It is required that all of the data be written out exactly.

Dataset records
>>>

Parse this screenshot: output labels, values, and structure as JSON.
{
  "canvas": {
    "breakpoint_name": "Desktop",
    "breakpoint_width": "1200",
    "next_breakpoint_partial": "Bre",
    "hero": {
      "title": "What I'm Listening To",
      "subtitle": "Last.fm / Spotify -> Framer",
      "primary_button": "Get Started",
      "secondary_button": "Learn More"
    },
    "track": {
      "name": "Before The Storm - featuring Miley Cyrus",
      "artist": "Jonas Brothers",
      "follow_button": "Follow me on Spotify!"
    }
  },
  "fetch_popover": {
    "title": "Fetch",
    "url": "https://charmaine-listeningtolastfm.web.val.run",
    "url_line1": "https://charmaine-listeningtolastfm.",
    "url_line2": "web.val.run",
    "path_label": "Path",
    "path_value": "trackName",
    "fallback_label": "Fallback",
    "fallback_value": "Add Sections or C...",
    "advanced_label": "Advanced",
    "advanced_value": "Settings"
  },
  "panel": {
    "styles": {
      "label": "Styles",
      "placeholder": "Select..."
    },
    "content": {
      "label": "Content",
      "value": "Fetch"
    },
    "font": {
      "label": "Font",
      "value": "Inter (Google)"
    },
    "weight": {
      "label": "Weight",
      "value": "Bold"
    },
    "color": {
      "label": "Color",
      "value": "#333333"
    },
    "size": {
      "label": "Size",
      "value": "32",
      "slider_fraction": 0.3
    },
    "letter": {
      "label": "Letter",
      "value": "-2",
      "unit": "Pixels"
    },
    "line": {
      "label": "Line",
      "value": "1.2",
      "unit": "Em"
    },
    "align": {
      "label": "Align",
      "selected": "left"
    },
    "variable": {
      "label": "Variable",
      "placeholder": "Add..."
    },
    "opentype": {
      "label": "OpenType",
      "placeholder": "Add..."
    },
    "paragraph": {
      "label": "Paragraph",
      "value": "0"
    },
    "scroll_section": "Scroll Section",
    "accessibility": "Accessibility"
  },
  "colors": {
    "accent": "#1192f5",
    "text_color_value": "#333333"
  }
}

<<<

ANSWER TO THIS TASK:
Parse this screenshot: output labels, values, and structure as JSON.
{
  "canvas": {
    "breakpoint_name": "Desktop",
    "breakpoint_width": "1200",
    "next_breakpoint_partial": "Bre",
    "hero": {
      "title": "What I'm Listening To",
      "subtitle": "Last.fm / Spotify -> Framer",
      "primary_button": "Get Started",
      "secondary_button": "Learn More"
    },
    "track": {
      "name": "Before The Storm - featuring Miley Cyrus",
      "artist": "Jonas Brothers",
      "follow_button": "Follow me on Spotify!"
    }
  },
  "fetch_popover": {
    "title": "Fetch",
    "url": "https://charmaine-listeningtolastfm.web.val.run",
    "url_line1": "https://charmaine-listeningtolastfm.",
    "url_line2": "web.val.run",
    "path_label": "Path",
    "path_value": "trackName",
    "fallback_label": "Fallback",
    "fallback_value": "Add Sections or C...",
    "advanced_label": "Advanced",
    "advanced_value": "Settings"
  },
  "panel": {
    "styles": {
      "label": "Styles",
      "placeholder": "Select..."
    },
    "content": {
      "label": "Content",
      "value": "Fetch"
    },
    "font": {
      "label": "Font",
      "value": "Inter (Google)"
    },
    "weight": {
      "label": "Weight",
      "value": "Bold"
    },
    "color": {
      "label": "Color",
      "value": "#333333"
    },
    "size": {
      "label": "Size",
      "value": "32",
      "slider_fraction": 0.3
    },
    "letter": {
      "label": "Letter",
      "value": "-2",
      "unit": "Pixels"
    },
    "line": {
      "label": "Line",
      "value": "1.2",
      "unit": "Em"
    },
    "align": {
      "label": "Align",
      "selected": "left"
    },
    "variable": {
      "label": "Variable",
      "placeholder": "Add..."
    },
    "opentype": {
      "label": "OpenType",
      "placeholder": "Add..."
    },
    "paragraph": {
      "label": "Paragraph",
      "value": "0"
    },
    "scroll_section": "Scroll Section",
    "accessibility": "Accessibility"
  },
  "colors": {
    "accent": "#1192f5",
    "text_color_value": "#333333"
  }
}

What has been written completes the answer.